**Direction**
Your task is to gather the lines below that hold the string "KEPO".

── The input ──

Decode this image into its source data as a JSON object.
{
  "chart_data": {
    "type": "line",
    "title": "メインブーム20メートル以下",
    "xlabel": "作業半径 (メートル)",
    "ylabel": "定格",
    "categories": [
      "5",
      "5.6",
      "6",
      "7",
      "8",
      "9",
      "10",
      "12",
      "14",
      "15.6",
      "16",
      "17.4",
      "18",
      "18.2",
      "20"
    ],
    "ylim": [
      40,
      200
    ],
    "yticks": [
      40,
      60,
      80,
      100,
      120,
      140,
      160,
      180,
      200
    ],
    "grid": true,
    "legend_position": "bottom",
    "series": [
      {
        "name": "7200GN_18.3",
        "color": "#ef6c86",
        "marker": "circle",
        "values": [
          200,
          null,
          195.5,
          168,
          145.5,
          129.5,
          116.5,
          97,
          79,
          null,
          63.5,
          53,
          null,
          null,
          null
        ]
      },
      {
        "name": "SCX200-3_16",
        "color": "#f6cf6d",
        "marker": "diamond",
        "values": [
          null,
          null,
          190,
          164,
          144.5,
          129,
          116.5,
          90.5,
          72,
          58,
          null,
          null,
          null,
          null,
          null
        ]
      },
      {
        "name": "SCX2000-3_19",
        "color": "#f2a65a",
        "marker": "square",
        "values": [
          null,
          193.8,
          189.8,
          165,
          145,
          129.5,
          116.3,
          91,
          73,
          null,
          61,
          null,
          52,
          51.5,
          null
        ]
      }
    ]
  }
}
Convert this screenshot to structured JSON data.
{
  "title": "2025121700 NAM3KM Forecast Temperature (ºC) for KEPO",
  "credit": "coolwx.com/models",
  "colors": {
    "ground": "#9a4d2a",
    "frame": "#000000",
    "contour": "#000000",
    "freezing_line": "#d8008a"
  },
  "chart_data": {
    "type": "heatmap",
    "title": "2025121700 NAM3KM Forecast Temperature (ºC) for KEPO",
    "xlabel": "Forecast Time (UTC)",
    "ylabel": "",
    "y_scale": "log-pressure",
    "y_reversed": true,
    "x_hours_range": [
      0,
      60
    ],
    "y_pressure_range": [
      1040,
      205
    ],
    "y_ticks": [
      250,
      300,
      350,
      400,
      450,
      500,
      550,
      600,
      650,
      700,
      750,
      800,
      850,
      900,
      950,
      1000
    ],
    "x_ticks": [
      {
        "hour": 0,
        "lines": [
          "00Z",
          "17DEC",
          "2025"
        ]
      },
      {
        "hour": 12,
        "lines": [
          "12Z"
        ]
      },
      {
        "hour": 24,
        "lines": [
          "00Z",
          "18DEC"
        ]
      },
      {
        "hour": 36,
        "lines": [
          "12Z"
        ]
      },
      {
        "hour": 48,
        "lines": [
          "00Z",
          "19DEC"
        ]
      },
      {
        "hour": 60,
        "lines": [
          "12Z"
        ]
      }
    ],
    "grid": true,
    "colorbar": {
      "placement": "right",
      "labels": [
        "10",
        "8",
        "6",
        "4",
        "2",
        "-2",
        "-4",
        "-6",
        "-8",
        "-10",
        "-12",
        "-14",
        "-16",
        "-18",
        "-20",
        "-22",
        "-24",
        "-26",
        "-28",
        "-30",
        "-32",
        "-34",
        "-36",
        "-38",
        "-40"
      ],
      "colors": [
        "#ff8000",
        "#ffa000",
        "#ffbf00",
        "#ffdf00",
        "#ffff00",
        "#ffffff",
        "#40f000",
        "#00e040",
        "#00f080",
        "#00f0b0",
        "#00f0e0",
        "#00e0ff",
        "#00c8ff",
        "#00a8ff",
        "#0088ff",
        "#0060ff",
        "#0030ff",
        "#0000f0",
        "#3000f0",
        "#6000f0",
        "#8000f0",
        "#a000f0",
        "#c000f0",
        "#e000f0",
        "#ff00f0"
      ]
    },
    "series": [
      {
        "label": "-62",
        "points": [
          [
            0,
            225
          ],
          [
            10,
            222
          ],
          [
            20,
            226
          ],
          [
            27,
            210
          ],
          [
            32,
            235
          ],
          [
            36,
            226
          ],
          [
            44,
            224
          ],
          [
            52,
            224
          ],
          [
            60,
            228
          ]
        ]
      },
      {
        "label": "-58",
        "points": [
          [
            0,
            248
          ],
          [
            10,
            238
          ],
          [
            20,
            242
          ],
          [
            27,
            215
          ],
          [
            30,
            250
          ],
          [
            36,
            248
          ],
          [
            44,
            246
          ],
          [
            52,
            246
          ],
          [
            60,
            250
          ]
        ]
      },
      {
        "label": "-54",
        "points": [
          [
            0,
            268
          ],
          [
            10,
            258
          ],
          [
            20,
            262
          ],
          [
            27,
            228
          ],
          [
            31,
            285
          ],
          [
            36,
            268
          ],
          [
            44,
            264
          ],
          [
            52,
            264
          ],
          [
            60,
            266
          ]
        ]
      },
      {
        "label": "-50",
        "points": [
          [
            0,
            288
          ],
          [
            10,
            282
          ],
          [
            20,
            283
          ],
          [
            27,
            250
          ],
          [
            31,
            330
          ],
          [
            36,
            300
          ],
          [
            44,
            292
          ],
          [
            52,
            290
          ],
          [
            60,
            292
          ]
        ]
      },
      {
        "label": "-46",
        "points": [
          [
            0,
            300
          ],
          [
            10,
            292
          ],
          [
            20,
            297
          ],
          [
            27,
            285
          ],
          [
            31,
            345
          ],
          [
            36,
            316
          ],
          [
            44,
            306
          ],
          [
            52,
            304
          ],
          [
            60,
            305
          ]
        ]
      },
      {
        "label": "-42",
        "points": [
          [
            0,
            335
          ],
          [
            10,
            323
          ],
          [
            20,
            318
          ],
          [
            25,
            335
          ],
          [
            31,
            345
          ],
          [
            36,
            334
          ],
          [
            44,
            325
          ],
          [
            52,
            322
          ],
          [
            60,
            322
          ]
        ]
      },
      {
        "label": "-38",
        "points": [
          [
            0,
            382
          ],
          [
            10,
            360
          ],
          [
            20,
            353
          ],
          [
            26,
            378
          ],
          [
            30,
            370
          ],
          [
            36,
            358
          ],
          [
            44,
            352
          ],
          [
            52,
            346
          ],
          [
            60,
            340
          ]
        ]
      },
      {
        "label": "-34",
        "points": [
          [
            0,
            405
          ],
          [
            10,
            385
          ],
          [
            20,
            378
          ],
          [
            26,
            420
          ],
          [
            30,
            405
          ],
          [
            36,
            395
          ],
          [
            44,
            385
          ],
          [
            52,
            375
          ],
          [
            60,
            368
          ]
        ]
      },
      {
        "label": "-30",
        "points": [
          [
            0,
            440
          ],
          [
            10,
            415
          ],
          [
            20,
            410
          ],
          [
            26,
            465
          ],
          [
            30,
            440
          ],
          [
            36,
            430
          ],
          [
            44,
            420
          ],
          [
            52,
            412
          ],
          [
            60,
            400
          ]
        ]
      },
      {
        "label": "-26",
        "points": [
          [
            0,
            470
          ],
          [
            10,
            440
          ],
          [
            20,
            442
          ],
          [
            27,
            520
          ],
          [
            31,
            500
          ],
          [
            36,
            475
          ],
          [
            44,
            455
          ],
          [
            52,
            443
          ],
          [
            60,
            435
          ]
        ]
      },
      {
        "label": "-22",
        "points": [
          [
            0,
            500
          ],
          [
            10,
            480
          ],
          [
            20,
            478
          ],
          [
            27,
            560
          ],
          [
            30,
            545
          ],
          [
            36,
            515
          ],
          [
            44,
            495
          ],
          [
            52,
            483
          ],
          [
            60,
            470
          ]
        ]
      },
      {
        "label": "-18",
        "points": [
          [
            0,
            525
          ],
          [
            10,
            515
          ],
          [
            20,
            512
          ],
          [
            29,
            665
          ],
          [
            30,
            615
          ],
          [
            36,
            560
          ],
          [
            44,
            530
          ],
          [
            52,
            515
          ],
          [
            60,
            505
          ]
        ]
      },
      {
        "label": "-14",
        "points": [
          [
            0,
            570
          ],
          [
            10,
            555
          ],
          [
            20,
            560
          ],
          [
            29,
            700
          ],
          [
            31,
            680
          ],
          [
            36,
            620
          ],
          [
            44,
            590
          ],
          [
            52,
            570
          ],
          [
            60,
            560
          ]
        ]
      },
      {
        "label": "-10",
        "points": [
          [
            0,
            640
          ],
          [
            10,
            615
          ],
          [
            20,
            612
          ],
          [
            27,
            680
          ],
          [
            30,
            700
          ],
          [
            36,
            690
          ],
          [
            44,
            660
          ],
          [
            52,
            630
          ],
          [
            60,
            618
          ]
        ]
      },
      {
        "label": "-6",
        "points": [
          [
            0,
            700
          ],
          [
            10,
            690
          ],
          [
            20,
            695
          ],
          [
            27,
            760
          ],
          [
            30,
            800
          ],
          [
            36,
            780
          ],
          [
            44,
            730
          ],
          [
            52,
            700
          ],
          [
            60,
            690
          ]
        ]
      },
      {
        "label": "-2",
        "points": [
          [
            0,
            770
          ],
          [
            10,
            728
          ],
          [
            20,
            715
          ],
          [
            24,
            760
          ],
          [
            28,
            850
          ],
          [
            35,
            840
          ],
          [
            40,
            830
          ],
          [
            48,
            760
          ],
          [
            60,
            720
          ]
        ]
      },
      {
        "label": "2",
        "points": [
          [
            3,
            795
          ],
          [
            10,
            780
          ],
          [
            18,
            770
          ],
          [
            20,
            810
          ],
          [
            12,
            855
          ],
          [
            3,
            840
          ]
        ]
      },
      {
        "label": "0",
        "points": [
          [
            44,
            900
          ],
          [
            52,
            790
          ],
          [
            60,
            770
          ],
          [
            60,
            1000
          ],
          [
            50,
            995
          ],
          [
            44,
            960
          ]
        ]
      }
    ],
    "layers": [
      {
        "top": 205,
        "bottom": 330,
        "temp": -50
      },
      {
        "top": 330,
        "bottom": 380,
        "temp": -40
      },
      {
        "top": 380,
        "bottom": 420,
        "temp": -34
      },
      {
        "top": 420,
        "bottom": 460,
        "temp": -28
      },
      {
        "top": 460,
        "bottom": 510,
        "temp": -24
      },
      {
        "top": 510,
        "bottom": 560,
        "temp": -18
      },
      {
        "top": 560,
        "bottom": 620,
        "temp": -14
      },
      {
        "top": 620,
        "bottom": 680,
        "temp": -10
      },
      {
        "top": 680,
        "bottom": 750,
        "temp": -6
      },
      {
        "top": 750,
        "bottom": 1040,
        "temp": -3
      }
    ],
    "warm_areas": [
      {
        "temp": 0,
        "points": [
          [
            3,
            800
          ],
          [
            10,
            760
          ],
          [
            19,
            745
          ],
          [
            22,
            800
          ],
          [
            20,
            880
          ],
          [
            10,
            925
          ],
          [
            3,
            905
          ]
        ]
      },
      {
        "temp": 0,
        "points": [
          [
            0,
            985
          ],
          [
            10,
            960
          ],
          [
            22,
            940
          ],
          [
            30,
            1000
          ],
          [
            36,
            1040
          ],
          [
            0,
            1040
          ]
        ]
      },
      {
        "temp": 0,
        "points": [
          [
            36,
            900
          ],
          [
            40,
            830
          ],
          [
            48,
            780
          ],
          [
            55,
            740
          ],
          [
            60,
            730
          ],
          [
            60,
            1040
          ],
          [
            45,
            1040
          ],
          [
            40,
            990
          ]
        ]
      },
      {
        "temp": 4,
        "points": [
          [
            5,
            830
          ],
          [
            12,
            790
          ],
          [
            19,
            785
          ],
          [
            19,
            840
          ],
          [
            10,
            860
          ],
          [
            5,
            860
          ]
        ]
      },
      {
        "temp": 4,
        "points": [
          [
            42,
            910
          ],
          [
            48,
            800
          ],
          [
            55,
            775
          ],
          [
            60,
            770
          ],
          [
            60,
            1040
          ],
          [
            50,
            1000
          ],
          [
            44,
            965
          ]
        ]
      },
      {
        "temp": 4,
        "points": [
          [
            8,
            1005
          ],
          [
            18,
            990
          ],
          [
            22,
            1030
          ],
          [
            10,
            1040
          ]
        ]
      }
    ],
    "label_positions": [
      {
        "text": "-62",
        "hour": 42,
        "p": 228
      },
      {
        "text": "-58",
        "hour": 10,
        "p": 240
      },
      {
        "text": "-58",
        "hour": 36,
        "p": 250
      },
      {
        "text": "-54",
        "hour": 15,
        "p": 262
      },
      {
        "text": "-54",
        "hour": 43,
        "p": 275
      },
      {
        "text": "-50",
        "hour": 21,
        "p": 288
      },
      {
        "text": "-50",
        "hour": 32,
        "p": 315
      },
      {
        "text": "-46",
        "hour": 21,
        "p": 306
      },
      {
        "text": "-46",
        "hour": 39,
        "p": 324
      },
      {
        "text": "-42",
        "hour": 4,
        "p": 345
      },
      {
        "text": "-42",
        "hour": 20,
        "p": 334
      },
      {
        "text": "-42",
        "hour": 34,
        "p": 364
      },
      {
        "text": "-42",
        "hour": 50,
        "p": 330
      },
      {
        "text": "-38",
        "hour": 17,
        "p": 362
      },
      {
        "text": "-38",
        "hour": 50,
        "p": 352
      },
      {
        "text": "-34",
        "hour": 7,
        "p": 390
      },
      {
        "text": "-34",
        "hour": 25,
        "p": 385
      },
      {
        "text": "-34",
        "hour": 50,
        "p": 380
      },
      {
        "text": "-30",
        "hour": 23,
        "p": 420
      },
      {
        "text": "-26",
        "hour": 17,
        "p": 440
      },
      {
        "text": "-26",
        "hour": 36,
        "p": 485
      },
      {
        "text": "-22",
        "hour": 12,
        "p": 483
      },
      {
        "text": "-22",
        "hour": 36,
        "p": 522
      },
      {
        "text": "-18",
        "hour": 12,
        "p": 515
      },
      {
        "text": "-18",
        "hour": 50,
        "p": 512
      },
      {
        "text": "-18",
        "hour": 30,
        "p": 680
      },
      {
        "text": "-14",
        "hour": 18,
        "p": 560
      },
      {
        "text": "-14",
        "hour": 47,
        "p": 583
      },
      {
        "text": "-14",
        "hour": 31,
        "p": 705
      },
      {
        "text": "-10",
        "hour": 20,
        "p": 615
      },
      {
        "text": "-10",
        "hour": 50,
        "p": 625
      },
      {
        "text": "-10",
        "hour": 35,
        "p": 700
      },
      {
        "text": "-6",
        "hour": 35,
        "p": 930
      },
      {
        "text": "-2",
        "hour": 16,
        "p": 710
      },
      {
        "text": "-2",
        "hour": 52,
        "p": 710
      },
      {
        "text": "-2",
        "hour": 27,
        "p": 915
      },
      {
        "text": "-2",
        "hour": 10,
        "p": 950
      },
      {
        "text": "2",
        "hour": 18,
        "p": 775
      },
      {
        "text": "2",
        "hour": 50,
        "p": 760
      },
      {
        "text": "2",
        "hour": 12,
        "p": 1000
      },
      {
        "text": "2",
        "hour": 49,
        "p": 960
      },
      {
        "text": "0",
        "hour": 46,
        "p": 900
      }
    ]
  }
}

───

**Solution to this task**
  "title": "2025121700 NAM3KM Forecast Temperature (ºC) for KEPO",
    "title": "2025121700 NAM3KM Forecast Temperature (ºC) for KEPO",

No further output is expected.